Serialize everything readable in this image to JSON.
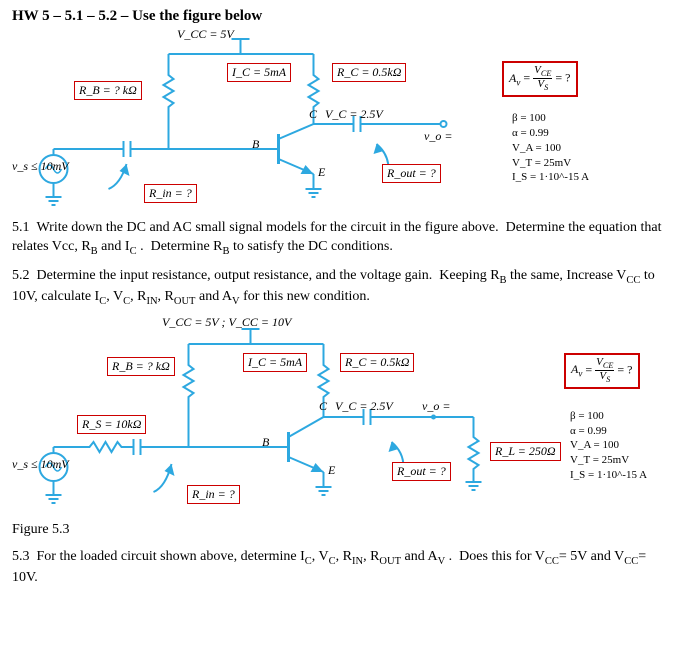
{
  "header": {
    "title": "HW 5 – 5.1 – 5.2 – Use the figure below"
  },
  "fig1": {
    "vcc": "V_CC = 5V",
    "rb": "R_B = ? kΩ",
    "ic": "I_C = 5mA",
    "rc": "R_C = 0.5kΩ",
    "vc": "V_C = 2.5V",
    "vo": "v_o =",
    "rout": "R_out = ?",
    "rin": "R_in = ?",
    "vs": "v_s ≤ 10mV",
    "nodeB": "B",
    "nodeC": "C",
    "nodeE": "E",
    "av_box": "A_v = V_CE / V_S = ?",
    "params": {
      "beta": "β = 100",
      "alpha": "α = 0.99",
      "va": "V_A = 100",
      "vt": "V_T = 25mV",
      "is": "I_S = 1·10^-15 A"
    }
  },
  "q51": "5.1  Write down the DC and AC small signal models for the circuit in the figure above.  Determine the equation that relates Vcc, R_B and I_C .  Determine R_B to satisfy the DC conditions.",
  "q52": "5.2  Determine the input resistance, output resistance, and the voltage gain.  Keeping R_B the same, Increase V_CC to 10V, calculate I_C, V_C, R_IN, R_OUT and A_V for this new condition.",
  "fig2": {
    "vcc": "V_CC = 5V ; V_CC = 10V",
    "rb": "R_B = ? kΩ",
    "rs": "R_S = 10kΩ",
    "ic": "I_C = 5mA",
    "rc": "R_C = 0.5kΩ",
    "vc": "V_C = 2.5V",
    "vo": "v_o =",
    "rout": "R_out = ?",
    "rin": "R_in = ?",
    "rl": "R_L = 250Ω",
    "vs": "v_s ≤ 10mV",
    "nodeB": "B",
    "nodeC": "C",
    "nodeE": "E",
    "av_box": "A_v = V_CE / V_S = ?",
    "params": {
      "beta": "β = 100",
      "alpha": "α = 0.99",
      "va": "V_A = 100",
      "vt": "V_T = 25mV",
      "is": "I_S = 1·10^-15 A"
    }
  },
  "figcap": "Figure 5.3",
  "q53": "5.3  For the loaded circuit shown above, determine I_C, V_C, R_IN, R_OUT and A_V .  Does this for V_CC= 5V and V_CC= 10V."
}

- - -

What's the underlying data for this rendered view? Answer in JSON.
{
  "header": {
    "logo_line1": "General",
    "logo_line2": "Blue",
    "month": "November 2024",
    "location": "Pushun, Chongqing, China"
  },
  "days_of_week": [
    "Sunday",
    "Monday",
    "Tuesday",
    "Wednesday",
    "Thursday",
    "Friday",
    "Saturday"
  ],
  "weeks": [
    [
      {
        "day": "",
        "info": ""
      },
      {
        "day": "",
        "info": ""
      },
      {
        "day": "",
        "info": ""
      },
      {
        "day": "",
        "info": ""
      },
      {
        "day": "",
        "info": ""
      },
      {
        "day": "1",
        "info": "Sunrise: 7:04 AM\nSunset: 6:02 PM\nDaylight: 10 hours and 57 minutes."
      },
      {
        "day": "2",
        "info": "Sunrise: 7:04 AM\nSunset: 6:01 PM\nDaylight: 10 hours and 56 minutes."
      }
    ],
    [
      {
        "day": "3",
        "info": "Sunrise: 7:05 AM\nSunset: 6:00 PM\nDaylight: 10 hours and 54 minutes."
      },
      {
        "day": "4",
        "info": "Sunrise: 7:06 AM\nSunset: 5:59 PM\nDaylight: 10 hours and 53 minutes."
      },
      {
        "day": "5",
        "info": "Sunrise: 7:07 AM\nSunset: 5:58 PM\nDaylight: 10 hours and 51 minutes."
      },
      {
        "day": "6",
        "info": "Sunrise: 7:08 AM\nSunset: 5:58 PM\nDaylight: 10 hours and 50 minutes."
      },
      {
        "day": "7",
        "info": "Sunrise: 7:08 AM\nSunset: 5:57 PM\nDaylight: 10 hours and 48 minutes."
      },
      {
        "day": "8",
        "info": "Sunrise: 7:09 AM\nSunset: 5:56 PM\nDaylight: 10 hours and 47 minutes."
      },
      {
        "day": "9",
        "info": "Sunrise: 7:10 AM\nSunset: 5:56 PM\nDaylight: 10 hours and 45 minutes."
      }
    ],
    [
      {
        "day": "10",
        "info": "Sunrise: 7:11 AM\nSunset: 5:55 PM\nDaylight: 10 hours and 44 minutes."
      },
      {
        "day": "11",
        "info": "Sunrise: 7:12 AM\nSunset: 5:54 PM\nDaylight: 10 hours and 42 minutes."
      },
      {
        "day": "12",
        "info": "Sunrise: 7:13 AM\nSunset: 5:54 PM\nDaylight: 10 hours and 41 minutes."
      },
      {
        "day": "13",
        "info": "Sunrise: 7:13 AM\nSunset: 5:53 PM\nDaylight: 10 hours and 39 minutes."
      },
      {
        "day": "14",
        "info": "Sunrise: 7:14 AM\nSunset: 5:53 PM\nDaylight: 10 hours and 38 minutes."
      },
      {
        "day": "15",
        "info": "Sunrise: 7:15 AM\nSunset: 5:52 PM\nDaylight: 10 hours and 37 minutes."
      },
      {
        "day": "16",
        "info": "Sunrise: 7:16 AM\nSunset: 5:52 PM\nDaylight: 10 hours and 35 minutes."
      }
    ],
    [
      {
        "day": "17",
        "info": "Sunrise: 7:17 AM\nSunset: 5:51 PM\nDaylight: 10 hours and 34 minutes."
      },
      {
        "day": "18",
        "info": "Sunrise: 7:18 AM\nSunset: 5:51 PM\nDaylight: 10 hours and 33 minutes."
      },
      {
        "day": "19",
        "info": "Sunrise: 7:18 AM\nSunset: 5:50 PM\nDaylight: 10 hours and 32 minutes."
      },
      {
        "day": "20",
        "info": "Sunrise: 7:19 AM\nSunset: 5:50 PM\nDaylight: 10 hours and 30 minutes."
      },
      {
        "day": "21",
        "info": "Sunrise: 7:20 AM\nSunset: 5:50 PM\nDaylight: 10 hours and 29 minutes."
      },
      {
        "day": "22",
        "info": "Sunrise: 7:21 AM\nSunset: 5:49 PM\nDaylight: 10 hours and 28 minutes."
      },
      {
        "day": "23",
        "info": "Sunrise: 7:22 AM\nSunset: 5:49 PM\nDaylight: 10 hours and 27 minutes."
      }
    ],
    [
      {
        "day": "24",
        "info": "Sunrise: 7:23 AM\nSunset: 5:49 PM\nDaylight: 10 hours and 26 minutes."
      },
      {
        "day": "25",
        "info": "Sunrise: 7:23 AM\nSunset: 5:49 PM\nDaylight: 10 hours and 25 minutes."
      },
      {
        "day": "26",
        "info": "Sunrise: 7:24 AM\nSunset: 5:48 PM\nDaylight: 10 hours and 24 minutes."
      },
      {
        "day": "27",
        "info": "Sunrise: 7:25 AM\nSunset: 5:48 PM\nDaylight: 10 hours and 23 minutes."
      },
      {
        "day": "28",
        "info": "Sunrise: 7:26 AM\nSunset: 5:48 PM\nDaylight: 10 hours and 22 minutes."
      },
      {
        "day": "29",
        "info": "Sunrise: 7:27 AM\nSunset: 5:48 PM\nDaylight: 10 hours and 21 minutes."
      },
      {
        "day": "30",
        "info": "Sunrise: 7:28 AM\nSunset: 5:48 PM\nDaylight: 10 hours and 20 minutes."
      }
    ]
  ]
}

- - -

- Challenge -
Tally how many lines of the data include the word "circuit". Write the number and nothing else.

- In response -
2